- **Written problem**
Print exactly the lines from the one containing "What does this" through the last line of the listing, both included.

- **Task inputs**
********

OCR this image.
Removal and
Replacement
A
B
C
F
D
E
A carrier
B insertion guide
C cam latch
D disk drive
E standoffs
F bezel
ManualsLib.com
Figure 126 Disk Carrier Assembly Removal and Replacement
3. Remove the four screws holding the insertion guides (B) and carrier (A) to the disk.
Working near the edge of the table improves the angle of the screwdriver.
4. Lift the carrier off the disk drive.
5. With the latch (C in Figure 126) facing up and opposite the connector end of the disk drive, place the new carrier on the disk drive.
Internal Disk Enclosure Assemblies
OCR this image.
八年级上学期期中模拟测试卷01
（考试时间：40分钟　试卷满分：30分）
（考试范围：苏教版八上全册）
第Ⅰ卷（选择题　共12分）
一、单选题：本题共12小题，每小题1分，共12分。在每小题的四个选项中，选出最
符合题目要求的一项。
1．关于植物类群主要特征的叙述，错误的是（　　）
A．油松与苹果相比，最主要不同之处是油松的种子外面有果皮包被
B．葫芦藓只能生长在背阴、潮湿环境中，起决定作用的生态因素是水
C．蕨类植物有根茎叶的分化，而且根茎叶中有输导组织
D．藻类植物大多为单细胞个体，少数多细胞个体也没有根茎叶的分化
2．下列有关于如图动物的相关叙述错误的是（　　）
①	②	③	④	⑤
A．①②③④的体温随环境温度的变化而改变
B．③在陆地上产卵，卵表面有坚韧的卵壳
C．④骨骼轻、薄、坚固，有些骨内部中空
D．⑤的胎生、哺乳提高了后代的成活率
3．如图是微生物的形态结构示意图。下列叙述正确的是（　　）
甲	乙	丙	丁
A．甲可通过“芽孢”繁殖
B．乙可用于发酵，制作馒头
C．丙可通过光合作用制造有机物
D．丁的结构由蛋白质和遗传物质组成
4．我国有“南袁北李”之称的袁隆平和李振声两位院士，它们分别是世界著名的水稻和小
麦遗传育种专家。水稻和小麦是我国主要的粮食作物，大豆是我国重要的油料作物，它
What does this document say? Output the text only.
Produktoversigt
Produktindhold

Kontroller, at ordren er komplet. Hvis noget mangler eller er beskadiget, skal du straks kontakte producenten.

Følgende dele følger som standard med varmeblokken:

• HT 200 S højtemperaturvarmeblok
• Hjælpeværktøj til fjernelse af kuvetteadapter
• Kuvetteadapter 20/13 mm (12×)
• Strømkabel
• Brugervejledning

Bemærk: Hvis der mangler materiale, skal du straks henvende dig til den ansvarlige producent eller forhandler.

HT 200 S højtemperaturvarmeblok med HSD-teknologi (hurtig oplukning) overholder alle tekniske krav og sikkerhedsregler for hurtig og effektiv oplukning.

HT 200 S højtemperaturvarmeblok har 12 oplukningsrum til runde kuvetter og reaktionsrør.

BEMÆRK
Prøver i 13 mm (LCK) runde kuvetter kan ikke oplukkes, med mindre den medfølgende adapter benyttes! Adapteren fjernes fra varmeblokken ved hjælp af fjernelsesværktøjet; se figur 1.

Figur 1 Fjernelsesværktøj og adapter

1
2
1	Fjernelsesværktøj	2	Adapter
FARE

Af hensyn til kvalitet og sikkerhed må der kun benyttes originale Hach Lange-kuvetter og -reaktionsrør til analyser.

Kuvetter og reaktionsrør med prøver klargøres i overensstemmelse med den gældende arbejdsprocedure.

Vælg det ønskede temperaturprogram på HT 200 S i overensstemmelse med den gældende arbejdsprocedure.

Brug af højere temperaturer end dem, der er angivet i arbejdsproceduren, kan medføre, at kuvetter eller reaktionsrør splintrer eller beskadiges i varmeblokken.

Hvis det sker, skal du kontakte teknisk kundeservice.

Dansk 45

********

- **Solution for this task**
What does this document say? Output the text only.
Produktoversigt
Produktindhold

Kontroller, at ordren er komplet. Hvis noget mangler eller er beskadiget, skal du straks kontakte producenten.

Følgende dele følger som standard med varmeblokken:

• HT 200 S højtemperaturvarmeblok
• Hjælpeværktøj til fjernelse af kuvetteadapter
• Kuvetteadapter 20/13 mm (12×)
• Strømkabel
• Brugervejledning

Bemærk: Hvis der mangler materiale, skal du straks henvende dig til den ansvarlige producent eller forhandler.

HT 200 S højtemperaturvarmeblok med HSD-teknologi (hurtig oplukning) overholder alle tekniske krav og sikkerhedsregler for hurtig og effektiv oplukning.

HT 200 S højtemperaturvarmeblok har 12 oplukningsrum til runde kuvetter og reaktionsrør.

BEMÆRK
Prøver i 13 mm (LCK) runde kuvetter kan ikke oplukkes, med mindre den medfølgende adapter benyttes! Adapteren fjernes fra varmeblokken ved hjælp af fjernelsesværktøjet; se figur 1.

Figur 1 Fjernelsesværktøj og adapter

1
2
1	Fjernelsesværktøj	2	Adapter
FARE

Af hensyn til kvalitet og sikkerhed må der kun benyttes originale Hach Lange-kuvetter og -reaktionsrør til analyser.

Kuvetter og reaktionsrør med prøver klargøres i overensstemmelse med den gældende arbejdsprocedure.

Vælg det ønskede temperaturprogram på HT 200 S i overensstemmelse med den gældende arbejdsprocedure.

Brug af højere temperaturer end dem, der er angivet i arbejdsproceduren, kan medføre, at kuvetter eller reaktionsrør splintrer eller beskadiges i varmeblokken.

Hvis det sker, skal du kontakte teknisk kundeservice.

Dansk 45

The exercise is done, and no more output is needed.